● **Texto fuente**
____
Vivir de la poesía es más una pasión que una opción rentable. Por eso, el nadaísta Eduardo Escobar se le ha medido a hacer de todo en esta vida y escribe para SoHo un recuento de sus trabajos más absurdos.

Por: Eduardo Escobar

No puedo enorgullecerme de ser la excepción a la regla que presume que los antioqueños son la mata del trabajo. Aunque milité en el movimiento nadaísta, que predicó en los años sesenta del hiperactivo siglo XX, ahora, muerto y podrido, que el trabajo es un atentado contra la dignidad humana y que el hombre fue creado para el ocio creador, trabajé más de la cuenta, para mi gusto. O para mi disgusto. No me quedó remedio que sudar contra mi alma principesca.
Envidié siempre a los vagos en sus poltronas, a los bostezadores que rinden culto a los jergones, a los que aprendieron a quedarse quietos, a hacer nada, a lo que llaman los sofisticados el dolce far niente, a los que pueden permanecer estirados en cualquier parte con los ojos vueltos hacia adentro mientras afuera las estrellas dan vueltas ciegas en el cielo ciego y sus vecinos se desloman, agitan, transpiran, se empujan como si se dirigieran a alguna parte, y trafican, se engañan y se matan. El pintor Norman Mejía solía decir: “Perdiendo mi tiempo, gano mi vida…”.
Aprendí temprano que la palabra ‘trabajo’ viene del latín tripalium que significa ‘tortura’; que se debe discernir entre el trabajo asalariado y las labores del hombre que ejercita sus talentos en lo que más le place, no en lo que más produce, y que sabe diferenciar entre la ganancia y el beneficio. Y aprendí también que el hacha que mis mayores me dejaron por herencia, según reza con perfecta torpeza el himno paisa, tan solo cumplió un arboricidio inclemente que no vale la pena cantar puesto que acabó con los tigres de las tres cordilleras nacionales para llenarlas de simples gallinas y de muchachos: pues mis mayores, a juzgar por los resultados de los censos, cuando dejaron descansar el robusto brazo que loaron los poetas populares, se entregaron a copular, a copular, frenéticos con mis abuelas, mujeres de úteros incansables y de tetámenes sin fondo.
____
● **Datos disponibles**

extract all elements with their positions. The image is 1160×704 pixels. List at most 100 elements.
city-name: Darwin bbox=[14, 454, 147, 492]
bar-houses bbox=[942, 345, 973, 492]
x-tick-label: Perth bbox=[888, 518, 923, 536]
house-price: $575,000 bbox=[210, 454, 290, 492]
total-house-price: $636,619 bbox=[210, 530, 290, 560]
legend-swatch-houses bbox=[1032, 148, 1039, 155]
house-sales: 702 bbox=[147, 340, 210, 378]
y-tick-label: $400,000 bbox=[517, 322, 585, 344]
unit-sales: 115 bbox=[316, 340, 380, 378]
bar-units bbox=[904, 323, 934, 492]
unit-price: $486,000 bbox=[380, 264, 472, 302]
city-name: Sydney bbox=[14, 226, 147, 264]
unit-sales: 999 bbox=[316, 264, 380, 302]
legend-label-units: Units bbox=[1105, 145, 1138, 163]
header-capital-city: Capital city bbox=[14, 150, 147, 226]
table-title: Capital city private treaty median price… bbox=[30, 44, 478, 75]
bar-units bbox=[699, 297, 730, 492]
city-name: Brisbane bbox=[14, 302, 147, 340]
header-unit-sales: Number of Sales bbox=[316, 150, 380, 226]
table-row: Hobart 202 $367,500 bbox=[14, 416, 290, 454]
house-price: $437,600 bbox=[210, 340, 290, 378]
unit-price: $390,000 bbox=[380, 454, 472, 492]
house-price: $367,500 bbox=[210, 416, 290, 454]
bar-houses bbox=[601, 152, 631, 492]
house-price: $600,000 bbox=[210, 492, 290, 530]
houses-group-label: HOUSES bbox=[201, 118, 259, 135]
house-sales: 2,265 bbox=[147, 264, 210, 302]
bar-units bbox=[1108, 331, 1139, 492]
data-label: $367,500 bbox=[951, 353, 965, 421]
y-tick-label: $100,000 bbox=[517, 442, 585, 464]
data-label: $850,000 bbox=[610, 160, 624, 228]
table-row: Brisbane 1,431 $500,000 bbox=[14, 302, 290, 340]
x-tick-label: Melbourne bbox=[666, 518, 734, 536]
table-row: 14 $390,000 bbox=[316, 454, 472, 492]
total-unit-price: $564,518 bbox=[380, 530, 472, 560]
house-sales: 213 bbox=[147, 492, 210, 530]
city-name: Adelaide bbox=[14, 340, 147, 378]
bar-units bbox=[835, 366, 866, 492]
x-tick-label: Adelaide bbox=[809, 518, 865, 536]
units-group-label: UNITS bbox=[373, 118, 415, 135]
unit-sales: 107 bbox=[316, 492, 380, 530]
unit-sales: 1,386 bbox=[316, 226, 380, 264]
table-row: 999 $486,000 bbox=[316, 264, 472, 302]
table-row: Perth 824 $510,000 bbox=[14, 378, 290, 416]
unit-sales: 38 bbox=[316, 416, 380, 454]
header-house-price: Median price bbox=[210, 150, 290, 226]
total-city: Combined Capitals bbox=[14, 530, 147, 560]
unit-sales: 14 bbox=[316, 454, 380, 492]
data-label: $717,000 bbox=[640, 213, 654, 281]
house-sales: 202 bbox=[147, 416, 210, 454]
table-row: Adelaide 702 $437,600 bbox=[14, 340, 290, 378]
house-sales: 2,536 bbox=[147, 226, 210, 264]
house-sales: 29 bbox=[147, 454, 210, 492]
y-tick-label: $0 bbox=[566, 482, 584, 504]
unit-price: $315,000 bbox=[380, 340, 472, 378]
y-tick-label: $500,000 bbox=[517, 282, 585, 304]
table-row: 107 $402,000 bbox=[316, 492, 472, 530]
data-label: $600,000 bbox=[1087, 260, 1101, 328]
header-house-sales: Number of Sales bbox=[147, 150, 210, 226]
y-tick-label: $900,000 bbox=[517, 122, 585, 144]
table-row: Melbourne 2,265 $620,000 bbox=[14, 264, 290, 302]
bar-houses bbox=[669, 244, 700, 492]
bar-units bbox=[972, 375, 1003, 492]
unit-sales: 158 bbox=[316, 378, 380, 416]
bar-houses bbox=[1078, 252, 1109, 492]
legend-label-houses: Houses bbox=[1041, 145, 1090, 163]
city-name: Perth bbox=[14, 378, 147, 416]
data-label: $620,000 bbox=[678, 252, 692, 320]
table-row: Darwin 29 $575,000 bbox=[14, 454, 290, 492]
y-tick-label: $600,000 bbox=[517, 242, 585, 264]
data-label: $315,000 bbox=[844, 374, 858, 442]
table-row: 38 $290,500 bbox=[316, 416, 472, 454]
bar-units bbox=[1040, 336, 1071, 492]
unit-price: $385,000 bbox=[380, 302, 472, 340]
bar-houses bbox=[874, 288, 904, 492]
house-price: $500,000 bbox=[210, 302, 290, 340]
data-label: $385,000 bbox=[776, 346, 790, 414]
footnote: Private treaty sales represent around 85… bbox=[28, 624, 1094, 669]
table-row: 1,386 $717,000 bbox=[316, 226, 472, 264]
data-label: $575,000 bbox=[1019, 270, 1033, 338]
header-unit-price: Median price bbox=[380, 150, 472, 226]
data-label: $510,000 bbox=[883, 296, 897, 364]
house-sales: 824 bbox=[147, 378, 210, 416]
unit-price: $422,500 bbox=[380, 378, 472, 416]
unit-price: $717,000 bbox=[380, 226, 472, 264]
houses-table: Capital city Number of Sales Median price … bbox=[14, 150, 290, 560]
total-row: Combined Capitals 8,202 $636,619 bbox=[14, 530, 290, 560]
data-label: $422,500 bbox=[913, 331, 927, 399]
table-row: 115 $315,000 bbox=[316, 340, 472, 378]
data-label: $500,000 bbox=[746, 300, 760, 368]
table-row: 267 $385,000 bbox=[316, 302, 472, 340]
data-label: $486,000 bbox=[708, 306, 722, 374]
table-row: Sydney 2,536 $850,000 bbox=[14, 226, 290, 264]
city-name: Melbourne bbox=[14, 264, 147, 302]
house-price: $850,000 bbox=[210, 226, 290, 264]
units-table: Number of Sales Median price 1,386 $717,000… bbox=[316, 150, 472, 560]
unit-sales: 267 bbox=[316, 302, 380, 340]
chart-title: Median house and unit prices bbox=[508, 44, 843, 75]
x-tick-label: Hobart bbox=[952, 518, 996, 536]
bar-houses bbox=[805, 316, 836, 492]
____
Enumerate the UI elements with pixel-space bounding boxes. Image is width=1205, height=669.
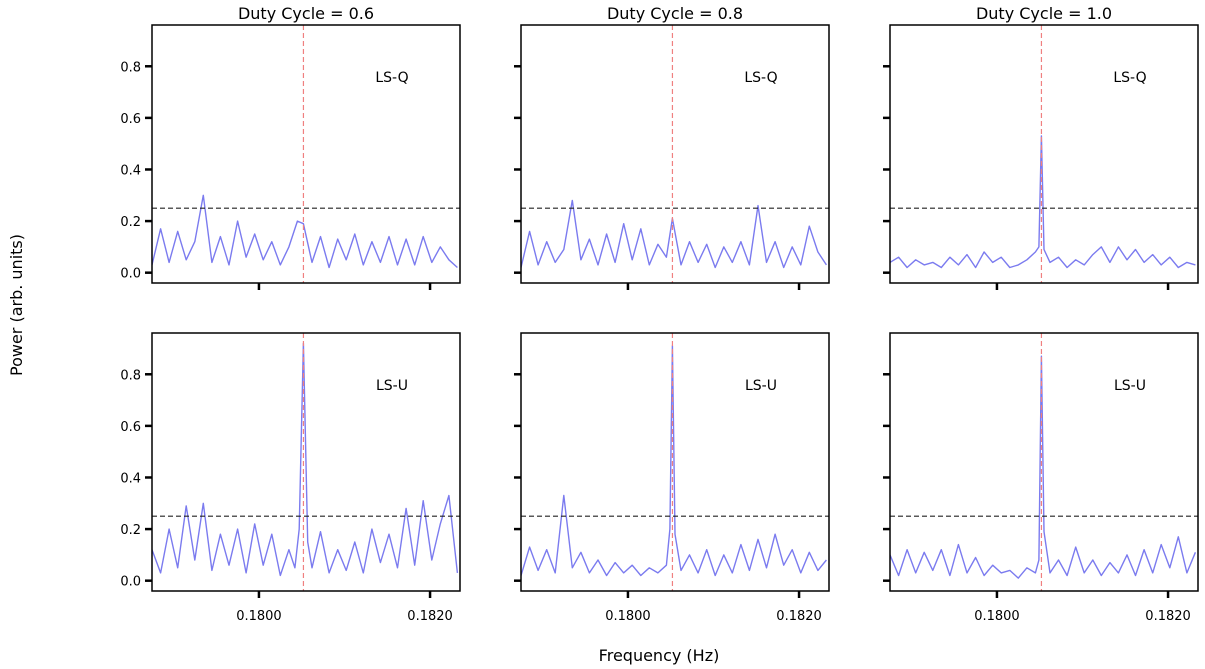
____
● **Tareas pendientes**
1. Según el texto fuente, ¿por qué Eduardo Escobar se ha medido a hacer de todo en esta vida? Responda en una a tres oraciones.
2. Convierta en una tabla Markdown las líneas de los registros desde la que contiene "extract all elements" hasta la que contiene "unit-sales: 1,386 bbox=[316, 226, 380, 264]", ambas incluidas. Use las columnas Nº y Línea, y omita las líneas en blanco.
El texto fuente y los registros no guardan relación alguna entre sí.

● **Soluciones completas**
1. Escobar ha hecho de todo porque vivir de la poesía es más una pasión que una opción rentable.

2.
| Nº | Línea |
|---|---|
| 1 | extract all elements with their positions. The image is 1160×704 pixels. List at most 100 elements. |
| 2 | city-name: Darwin bbox=[14, 454, 147, 492] |
| 3 | bar-houses bbox=[942, 345, 973, 492] |
| 4 | x-tick-label: Perth bbox=[888, 518, 923, 536] |
| 5 | house-price: $575,000 bbox=[210, 454, 290, 492] |
| 6 | total-house-price: $636,619 bbox=[210, 530, 290, 560] |
| 7 | legend-swatch-houses bbox=[1032, 148, 1039, 155] |
| 8 | house-sales: 702 bbox=[147, 340, 210, 378] |
| 9 | y-tick-label: $400,000 bbox=[517, 322, 585, 344] |
| 10 | unit-sales: 115 bbox=[316, 340, 380, 378] |
| 11 | bar-units bbox=[904, 323, 934, 492] |
| 12 | unit-price: $486,000 bbox=[380, 264, 472, 302] |
| 13 | city-name: Sydney bbox=[14, 226, 147, 264] |
| 14 | unit-sales: 999 bbox=[316, 264, 380, 302] |
| 15 | legend-label-units: Units bbox=[1105, 145, 1138, 163] |
| 16 | header-capital-city: Capital city bbox=[14, 150, 147, 226] |
| 17 | table-title: Capital city private treaty median price… bbox=[30, 44, 478, 75] |
| 18 | bar-units bbox=[699, 297, 730, 492] |
| 19 | city-name: Brisbane bbox=[14, 302, 147, 340] |
| 20 | header-unit-sales: Number of Sales bbox=[316, 150, 380, 226] |
| 21 | table-row: Hobart 202 $367,500 bbox=[14, 416, 290, 454] |
| 22 | house-price: $437,600 bbox=[210, 340, 290, 378] |
| 23 | unit-price: $390,000 bbox=[380, 454, 472, 492] |
| 24 | house-price: $367,500 bbox=[210, 416, 290, 454] |
| 25 | bar-houses bbox=[601, 152, 631, 492] |
| 26 | house-price: $600,000 bbox=[210, 492, 290, 530] |
| 27 | houses-group-label: HOUSES bbox=[201, 118, 259, 135] |
| 28 | house-sales: 2,265 bbox=[147, 264, 210, 302] |
| 29 | bar-units bbox=[1108, 331, 1139, 492] |
| 30 | data-label: $367,500 bbox=[951, 353, 965, 421] |
| 31 | y-tick-label: $100,000 bbox=[517, 442, 585, 464] |
| 32 | data-label: $850,000 bbox=[610, 160, 624, 228] |
| 33 | table-row: Brisbane 1,431 $500,000 bbox=[14, 302, 290, 340] |
| 34 | x-tick-label: Melbourne bbox=[666, 518, 734, 536] |
| 35 | table-row: 14 $390,000 bbox=[316, 454, 472, 492] |
| 36 | total-unit-price: $564,518 bbox=[380, 530, 472, 560] |
| 37 | house-sales: 213 bbox=[147, 492, 210, 530] |
| 38 | city-name: Adelaide bbox=[14, 340, 147, 378] |
| 39 | bar-units bbox=[835, 366, 866, 492] |
| 40 | x-tick-label: Adelaide bbox=[809, 518, 865, 536] |
| 41 | units-group-label: UNITS bbox=[373, 118, 415, 135] |
| 42 | unit-sales: 107 bbox=[316, 492, 380, 530] |
| 43 | unit-sales: 1,386 bbox=[316, 226, 380, 264] |